- Exercise
Below is a set of records. Repeat all of them exactly.

- Supplied entries
· · · · ·

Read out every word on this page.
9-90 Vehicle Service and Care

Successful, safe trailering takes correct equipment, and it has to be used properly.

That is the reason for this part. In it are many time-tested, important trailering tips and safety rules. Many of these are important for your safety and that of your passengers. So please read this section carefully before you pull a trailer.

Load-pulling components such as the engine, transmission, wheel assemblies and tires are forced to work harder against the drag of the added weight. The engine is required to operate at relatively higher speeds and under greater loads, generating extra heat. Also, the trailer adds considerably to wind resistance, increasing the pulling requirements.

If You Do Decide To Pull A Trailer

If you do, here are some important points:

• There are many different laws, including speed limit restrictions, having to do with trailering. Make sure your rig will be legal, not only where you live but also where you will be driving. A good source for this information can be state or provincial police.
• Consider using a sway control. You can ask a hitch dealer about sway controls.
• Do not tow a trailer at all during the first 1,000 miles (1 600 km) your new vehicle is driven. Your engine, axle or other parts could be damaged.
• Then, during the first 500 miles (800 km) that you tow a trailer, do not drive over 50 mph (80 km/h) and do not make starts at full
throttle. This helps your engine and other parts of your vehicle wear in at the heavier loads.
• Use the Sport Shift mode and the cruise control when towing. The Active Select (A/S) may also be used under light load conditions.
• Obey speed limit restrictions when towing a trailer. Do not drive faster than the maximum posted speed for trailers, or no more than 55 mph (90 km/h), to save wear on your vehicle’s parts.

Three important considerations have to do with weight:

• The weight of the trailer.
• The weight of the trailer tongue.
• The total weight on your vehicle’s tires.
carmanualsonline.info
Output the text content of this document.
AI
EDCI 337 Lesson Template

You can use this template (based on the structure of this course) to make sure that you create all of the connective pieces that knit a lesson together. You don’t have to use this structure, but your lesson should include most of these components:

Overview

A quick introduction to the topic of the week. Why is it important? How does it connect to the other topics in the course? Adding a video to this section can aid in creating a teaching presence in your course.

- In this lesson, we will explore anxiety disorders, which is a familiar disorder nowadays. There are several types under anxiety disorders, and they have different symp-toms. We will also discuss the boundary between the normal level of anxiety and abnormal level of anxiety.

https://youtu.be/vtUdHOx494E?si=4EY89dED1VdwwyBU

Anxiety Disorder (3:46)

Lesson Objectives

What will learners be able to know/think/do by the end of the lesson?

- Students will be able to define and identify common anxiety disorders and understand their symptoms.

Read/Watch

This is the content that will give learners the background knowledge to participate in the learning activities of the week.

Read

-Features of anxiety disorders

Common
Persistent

· · · · ·

- The result
Read out every word on this page.
9-90 Vehicle Service and Care

Successful, safe trailering takes correct equipment, and it has to be used properly.

That is the reason for this part. In it are many time-tested, important trailering tips and safety rules. Many of these are important for your safety and that of your passengers. So please read this section carefully before you pull a trailer.

Load-pulling components such as the engine, transmission, wheel assemblies and tires are forced to work harder against the drag of the added weight. The engine is required to operate at relatively higher speeds and under greater loads, generating extra heat. Also, the trailer adds considerably to wind resistance, increasing the pulling requirements.

If You Do Decide To Pull A Trailer

If you do, here are some important points:

• There are many different laws, including speed limit restrictions, having to do with trailering. Make sure your rig will be legal, not only where you live but also where you will be driving. A good source for this information can be state or provincial police.
• Consider using a sway control. You can ask a hitch dealer about sway controls.
• Do not tow a trailer at all during the first 1,000 miles (1 600 km) your new vehicle is driven. Your engine, axle or other parts could be damaged.
• Then, during the first 500 miles (800 km) that you tow a trailer, do not drive over 50 mph (80 km/h) and do not make starts at full
throttle. This helps your engine and other parts of your vehicle wear in at the heavier loads.
• Use the Sport Shift mode and the cruise control when towing. The Active Select (A/S) may also be used under light load conditions.
• Obey speed limit restrictions when towing a trailer. Do not drive faster than the maximum posted speed for trailers, or no more than 55 mph (90 km/h), to save wear on your vehicle’s parts.

Three important considerations have to do with weight:

• The weight of the trailer.
• The weight of the trailer tongue.
• The total weight on your vehicle’s tires.
carmanualsonline.info
Output the text content of this document.
AI
EDCI 337 Lesson Template

You can use this template (based on the structure of this course) to make sure that you create all of the connective pieces that knit a lesson together. You don’t have to use this structure, but your lesson should include most of these components:

Overview

A quick introduction to the topic of the week. Why is it important? How does it connect to the other topics in the course? Adding a video to this section can aid in creating a teaching presence in your course.

- In this lesson, we will explore anxiety disorders, which is a familiar disorder nowadays. There are several types under anxiety disorders, and they have different symp-toms. We will also discuss the boundary between the normal level of anxiety and abnormal level of anxiety.

https://youtu.be/vtUdHOx494E?si=4EY89dED1VdwwyBU

Anxiety Disorder (3:46)

Lesson Objectives

What will learners be able to know/think/do by the end of the lesson?

- Students will be able to define and identify common anxiety disorders and understand their symptoms.

Read/Watch

This is the content that will give learners the background knowledge to participate in the learning activities of the week.

Read

-Features of anxiety disorders

Common
Persistent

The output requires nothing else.